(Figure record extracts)
# # # #

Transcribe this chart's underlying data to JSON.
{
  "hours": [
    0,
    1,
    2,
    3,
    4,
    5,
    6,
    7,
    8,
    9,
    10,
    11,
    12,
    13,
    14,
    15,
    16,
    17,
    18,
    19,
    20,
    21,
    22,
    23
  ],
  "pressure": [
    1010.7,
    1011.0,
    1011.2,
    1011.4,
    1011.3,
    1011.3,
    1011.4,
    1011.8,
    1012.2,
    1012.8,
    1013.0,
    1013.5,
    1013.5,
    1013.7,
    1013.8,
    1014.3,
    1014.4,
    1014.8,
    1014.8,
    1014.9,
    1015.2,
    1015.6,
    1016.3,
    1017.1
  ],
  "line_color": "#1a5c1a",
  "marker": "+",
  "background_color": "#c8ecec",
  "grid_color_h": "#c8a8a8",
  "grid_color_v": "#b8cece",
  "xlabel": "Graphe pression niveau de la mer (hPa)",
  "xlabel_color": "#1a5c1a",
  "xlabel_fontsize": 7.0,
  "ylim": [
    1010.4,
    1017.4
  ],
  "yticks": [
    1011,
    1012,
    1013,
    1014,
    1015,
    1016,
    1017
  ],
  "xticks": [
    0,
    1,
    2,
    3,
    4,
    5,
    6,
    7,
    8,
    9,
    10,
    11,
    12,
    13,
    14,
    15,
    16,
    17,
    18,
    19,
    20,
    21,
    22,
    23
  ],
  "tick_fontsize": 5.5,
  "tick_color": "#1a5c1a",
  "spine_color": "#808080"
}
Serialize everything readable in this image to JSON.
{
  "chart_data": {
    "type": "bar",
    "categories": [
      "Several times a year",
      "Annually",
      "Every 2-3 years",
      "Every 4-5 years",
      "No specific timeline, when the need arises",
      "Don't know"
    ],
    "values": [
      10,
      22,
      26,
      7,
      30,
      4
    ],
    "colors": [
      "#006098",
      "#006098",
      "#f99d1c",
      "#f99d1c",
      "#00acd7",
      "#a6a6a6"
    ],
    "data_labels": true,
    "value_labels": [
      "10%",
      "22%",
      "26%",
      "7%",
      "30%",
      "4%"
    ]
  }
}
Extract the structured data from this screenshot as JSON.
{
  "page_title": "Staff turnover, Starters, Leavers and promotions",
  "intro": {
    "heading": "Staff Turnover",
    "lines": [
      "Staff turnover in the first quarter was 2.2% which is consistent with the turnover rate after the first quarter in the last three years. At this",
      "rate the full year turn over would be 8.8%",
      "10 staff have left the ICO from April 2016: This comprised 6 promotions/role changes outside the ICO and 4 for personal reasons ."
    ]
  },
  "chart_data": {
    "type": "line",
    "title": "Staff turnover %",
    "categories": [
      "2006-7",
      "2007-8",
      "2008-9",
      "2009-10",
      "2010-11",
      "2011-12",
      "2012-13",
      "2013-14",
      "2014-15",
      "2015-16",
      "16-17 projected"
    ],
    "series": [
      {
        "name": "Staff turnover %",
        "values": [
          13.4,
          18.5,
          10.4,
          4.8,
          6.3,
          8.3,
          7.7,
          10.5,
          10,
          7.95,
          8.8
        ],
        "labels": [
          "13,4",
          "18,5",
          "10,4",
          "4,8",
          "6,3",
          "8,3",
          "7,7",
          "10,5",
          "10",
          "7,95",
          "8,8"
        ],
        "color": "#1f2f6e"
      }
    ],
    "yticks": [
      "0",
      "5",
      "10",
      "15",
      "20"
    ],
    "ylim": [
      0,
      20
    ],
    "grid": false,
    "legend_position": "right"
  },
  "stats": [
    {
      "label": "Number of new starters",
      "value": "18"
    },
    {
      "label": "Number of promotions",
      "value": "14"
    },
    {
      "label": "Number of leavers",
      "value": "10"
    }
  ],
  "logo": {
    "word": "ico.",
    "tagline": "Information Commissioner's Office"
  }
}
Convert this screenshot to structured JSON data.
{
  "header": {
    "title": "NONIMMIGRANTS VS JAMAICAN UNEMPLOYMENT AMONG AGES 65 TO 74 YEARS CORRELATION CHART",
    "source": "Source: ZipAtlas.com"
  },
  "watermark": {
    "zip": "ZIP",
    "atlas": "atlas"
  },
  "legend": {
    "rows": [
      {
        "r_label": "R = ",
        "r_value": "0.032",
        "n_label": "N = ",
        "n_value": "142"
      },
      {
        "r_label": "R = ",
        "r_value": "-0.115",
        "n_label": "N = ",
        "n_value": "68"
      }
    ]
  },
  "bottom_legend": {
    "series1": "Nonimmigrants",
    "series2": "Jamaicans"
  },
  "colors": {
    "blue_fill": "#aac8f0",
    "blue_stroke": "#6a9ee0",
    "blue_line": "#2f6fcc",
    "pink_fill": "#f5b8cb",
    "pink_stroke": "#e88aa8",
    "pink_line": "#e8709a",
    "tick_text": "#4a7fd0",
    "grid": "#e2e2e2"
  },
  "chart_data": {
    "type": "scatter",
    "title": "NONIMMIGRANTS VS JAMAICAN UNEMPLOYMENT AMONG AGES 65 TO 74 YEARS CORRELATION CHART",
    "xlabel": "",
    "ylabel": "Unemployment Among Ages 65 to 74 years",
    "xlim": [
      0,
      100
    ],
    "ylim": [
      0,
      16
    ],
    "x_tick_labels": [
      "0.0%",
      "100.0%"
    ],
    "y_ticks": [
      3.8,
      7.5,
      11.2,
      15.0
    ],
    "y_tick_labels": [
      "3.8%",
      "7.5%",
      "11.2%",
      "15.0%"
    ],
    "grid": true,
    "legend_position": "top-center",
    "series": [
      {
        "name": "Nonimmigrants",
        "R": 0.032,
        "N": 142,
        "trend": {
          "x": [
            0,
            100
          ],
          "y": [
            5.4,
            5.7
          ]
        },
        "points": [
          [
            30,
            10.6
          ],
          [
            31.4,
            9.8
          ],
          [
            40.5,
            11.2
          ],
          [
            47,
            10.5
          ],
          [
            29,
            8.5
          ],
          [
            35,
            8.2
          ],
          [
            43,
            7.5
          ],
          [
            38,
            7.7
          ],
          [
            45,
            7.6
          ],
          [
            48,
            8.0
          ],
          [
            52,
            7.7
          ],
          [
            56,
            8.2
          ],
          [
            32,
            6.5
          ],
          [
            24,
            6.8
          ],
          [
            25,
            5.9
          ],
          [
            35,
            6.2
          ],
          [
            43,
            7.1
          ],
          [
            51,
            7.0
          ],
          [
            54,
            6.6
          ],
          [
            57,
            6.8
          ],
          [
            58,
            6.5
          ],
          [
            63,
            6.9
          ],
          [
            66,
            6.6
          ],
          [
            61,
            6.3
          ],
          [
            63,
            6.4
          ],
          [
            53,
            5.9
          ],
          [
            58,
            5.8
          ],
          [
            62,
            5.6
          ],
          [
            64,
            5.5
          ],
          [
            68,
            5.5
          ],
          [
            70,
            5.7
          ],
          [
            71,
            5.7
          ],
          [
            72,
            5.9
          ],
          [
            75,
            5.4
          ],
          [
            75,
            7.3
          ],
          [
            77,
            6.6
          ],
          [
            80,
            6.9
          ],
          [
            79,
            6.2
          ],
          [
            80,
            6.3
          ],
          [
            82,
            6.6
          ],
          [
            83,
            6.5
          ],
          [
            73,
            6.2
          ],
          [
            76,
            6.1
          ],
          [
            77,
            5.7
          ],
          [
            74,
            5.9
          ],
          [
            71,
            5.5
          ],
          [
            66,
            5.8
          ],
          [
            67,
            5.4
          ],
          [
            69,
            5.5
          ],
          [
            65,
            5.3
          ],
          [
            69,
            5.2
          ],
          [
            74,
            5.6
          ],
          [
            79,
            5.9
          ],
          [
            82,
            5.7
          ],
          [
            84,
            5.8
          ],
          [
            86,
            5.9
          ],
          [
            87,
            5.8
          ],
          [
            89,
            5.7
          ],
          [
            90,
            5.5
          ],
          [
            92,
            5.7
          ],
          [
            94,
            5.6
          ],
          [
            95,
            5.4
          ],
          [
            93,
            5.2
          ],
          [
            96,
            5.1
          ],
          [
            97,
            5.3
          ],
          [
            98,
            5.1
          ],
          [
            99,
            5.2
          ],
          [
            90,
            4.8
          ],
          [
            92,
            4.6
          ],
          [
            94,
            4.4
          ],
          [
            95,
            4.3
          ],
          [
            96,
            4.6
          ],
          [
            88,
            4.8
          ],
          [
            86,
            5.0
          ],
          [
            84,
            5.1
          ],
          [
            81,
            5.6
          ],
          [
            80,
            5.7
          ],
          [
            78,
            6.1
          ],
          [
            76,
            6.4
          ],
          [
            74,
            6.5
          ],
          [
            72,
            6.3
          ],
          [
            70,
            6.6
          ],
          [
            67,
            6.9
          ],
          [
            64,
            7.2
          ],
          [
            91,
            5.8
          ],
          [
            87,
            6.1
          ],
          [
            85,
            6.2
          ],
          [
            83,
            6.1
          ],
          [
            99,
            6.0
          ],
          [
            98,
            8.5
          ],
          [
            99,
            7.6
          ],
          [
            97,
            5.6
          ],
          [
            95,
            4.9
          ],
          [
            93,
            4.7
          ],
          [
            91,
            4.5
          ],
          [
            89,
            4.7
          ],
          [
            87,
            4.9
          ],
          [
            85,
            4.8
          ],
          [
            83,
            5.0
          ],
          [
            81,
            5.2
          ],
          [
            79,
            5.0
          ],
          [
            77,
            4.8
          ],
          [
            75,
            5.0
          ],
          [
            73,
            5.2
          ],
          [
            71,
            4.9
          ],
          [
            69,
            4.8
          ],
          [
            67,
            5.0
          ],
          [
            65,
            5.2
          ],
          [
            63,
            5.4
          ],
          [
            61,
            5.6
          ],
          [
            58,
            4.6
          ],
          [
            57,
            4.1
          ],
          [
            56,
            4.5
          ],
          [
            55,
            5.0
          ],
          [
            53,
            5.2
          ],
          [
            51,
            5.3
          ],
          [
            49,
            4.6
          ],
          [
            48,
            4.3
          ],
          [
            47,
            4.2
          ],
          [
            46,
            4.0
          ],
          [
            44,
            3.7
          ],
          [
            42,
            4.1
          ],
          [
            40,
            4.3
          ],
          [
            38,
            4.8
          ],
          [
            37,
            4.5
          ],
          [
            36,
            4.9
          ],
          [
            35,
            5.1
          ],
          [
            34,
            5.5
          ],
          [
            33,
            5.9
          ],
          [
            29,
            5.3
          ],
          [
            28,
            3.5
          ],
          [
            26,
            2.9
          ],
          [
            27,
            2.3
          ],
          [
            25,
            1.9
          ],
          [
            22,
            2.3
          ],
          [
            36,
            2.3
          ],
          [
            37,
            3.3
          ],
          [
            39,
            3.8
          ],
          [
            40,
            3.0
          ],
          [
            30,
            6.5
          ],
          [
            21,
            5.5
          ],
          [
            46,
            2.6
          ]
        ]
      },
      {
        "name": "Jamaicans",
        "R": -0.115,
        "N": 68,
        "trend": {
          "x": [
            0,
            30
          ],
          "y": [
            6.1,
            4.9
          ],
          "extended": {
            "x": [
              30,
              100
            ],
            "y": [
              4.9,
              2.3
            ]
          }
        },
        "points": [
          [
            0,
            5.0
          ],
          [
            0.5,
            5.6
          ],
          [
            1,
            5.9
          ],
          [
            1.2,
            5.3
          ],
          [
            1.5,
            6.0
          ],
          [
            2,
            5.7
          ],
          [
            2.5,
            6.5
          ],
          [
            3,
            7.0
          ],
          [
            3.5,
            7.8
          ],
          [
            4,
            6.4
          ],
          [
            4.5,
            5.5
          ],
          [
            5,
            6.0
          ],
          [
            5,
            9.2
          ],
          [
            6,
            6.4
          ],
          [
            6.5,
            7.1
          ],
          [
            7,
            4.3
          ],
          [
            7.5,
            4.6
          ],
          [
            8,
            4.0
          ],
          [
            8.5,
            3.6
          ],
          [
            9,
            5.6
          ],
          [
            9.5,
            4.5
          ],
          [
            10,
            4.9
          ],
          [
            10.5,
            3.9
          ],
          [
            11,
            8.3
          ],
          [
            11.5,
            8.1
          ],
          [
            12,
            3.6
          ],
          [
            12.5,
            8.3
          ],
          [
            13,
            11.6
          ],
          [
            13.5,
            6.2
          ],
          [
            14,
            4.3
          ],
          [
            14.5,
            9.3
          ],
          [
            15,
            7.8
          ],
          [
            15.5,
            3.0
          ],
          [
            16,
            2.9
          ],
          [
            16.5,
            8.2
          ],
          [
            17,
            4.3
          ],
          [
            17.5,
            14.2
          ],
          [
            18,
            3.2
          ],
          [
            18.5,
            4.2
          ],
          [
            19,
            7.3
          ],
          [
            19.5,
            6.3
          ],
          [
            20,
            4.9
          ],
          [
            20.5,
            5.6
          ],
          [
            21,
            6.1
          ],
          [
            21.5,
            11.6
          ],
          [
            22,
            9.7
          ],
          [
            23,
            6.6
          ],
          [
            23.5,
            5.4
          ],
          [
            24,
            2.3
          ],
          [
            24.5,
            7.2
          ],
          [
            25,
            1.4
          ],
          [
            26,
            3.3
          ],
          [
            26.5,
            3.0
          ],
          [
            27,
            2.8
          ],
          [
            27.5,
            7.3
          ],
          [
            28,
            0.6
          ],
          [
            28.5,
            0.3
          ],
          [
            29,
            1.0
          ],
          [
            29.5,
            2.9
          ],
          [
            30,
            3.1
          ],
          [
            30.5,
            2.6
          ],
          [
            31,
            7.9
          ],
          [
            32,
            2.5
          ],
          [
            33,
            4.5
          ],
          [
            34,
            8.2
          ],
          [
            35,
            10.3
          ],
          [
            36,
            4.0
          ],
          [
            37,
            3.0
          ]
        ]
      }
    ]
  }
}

# # # #

#### [WHAT IS ASKED]
Each line that contains the word "JSON" counts toward the total; give only that total.

#### [SOLUTION TO THIS EXERCISE]
4